• Task prompt: How many lines of the material below contain the string "关系的探析与思考"? Answer with the number and nothing else.

╭─ Source records

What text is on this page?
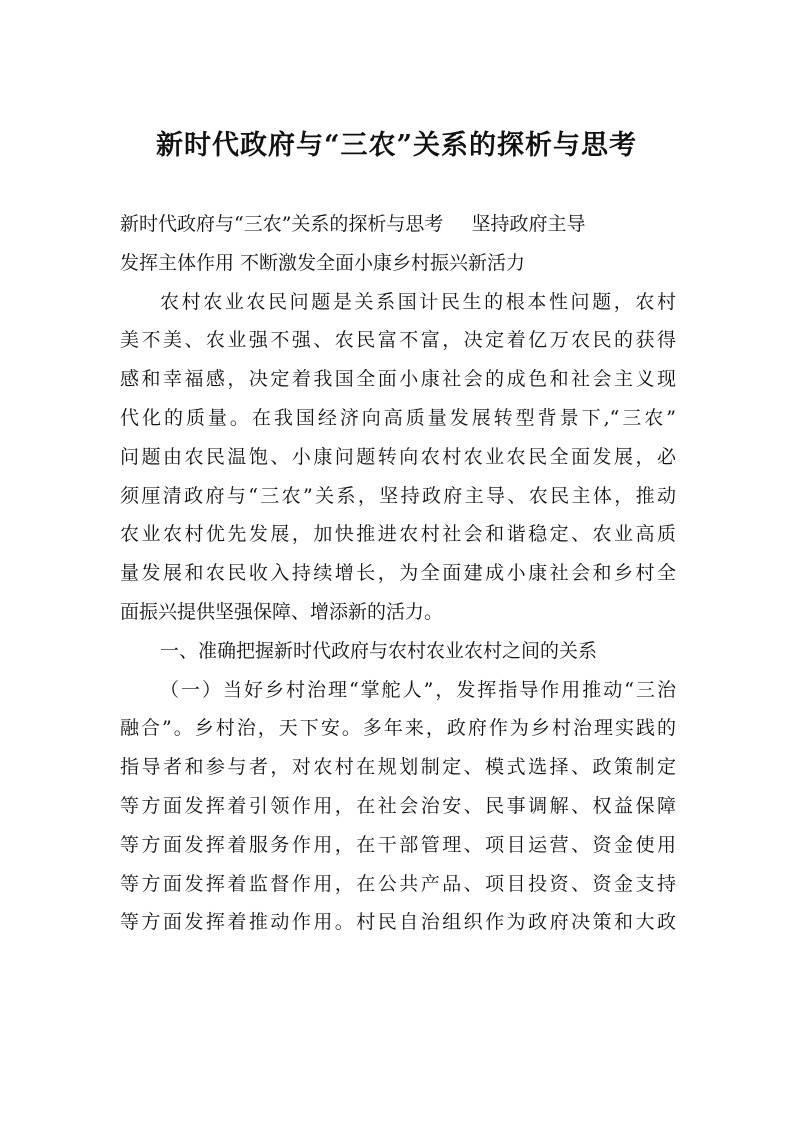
新时代政府与“三农”关系的探析与思考
新时代政府与“三农”关系的探析与思考 坚持政府主导
发挥主体作用 不断激发全面小康乡村振兴新活力
农村农业农民问题是关系国计民生的根本性问题，农村
美不美、农业强不强、农民富不富，决定着亿万农民的获得
感和幸福感，决定着我国全面小康社会的成色和社会主义现
代化的质量。在我国经济向高质量发展转型背景下,“三农”
问题由农民温饱、小康问题转向农村农业农民全面发展，必
须厘清政府与“三农”关系，坚持政府主导、农民主体，推动
农业农村优先发展，加快推进农村社会和谐稳定、农业高质
量发展和农民收入持续增长，为全面建成小康社会和乡村全
面振兴提供坚强保障、增添新的活力。
一、准确把握新时代政府与农村农业农村之间的关系
（一）当好乡村治理“掌舵人”，发挥指导作用推动“三治
融合”。乡村治，天下安。多年来，政府作为乡村治理实践的
指导者和参与者，对农村在规划制定、模式选择、政策制定
等方面发挥着引领作用，在社会治安、民事调解、权益保障
等方面发挥着服务作用，在干部管理、项目运营、资金使用
等方面发挥着监督作用，在公共产品、项目投资、资金支持
等方面发挥着推动作用。村民自治组织作为政府决策和大政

╰─

• Reply to the task: 2